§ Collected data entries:
=======

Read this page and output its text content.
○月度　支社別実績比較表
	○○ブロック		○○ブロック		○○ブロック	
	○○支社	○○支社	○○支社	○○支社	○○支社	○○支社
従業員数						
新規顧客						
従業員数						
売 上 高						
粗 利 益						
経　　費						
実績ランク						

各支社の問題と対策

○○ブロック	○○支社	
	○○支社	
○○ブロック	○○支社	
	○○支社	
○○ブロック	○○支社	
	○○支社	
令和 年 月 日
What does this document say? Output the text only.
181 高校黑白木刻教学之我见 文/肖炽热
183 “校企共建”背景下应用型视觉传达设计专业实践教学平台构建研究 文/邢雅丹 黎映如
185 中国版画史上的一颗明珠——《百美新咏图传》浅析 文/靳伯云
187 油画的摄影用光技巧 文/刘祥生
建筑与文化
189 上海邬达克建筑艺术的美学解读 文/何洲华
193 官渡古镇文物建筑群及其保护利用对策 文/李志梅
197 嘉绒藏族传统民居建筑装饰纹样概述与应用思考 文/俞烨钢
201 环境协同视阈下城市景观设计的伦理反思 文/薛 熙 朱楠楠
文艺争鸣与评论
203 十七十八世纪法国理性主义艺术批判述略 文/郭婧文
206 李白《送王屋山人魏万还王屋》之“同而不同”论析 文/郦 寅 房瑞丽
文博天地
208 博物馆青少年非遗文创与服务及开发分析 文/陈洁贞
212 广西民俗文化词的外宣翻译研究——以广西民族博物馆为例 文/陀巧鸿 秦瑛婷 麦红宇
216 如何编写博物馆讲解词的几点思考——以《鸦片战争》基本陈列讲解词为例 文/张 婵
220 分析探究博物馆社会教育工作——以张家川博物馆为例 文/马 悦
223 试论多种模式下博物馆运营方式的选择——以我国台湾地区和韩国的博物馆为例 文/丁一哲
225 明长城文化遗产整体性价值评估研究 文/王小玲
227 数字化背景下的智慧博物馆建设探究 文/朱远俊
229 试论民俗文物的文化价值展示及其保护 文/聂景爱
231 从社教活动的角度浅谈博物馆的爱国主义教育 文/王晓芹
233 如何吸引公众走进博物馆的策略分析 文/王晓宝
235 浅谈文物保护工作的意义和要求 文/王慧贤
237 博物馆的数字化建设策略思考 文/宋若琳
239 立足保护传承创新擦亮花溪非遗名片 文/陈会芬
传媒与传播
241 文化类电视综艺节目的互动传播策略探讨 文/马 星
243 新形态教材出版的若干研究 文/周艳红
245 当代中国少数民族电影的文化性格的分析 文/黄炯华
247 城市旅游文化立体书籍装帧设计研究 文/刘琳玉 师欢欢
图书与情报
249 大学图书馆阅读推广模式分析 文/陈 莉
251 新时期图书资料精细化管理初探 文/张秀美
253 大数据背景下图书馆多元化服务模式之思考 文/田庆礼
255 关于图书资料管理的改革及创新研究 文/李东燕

=======

Quote only the lines from the line containing "What does this" through the end of the listing, please, keeping both the first and the last line.

What does this document say? Output the text only.
181 高校黑白木刻教学之我见 文/肖炽热
183 “校企共建”背景下应用型视觉传达设计专业实践教学平台构建研究 文/邢雅丹 黎映如
185 中国版画史上的一颗明珠——《百美新咏图传》浅析 文/靳伯云
187 油画的摄影用光技巧 文/刘祥生
建筑与文化
189 上海邬达克建筑艺术的美学解读 文/何洲华
193 官渡古镇文物建筑群及其保护利用对策 文/李志梅
197 嘉绒藏族传统民居建筑装饰纹样概述与应用思考 文/俞烨钢
201 环境协同视阈下城市景观设计的伦理反思 文/薛 熙 朱楠楠
文艺争鸣与评论
203 十七十八世纪法国理性主义艺术批判述略 文/郭婧文
206 李白《送王屋山人魏万还王屋》之“同而不同”论析 文/郦 寅 房瑞丽
文博天地
208 博物馆青少年非遗文创与服务及开发分析 文/陈洁贞
212 广西民俗文化词的外宣翻译研究——以广西民族博物馆为例 文/陀巧鸿 秦瑛婷 麦红宇
216 如何编写博物馆讲解词的几点思考——以《鸦片战争》基本陈列讲解词为例 文/张 婵
220 分析探究博物馆社会教育工作——以张家川博物馆为例 文/马 悦
223 试论多种模式下博物馆运营方式的选择——以我国台湾地区和韩国的博物馆为例 文/丁一哲
225 明长城文化遗产整体性价值评估研究 文/王小玲
227 数字化背景下的智慧博物馆建设探究 文/朱远俊
229 试论民俗文物的文化价值展示及其保护 文/聂景爱
231 从社教活动的角度浅谈博物馆的爱国主义教育 文/王晓芹
233 如何吸引公众走进博物馆的策略分析 文/王晓宝
235 浅谈文物保护工作的意义和要求 文/王慧贤
237 博物馆的数字化建设策略思考 文/宋若琳
239 立足保护传承创新擦亮花溪非遗名片 文/陈会芬
传媒与传播
241 文化类电视综艺节目的互动传播策略探讨 文/马 星
243 新形态教材出版的若干研究 文/周艳红
245 当代中国少数民族电影的文化性格的分析 文/黄炯华
247 城市旅游文化立体书籍装帧设计研究 文/刘琳玉 师欢欢
图书与情报
249 大学图书馆阅读推广模式分析 文/陈 莉
251 新时期图书资料精细化管理初探 文/张秀美
253 大数据背景下图书馆多元化服务模式之思考 文/田庆礼
255 关于图书资料管理的改革及创新研究 文/李东燕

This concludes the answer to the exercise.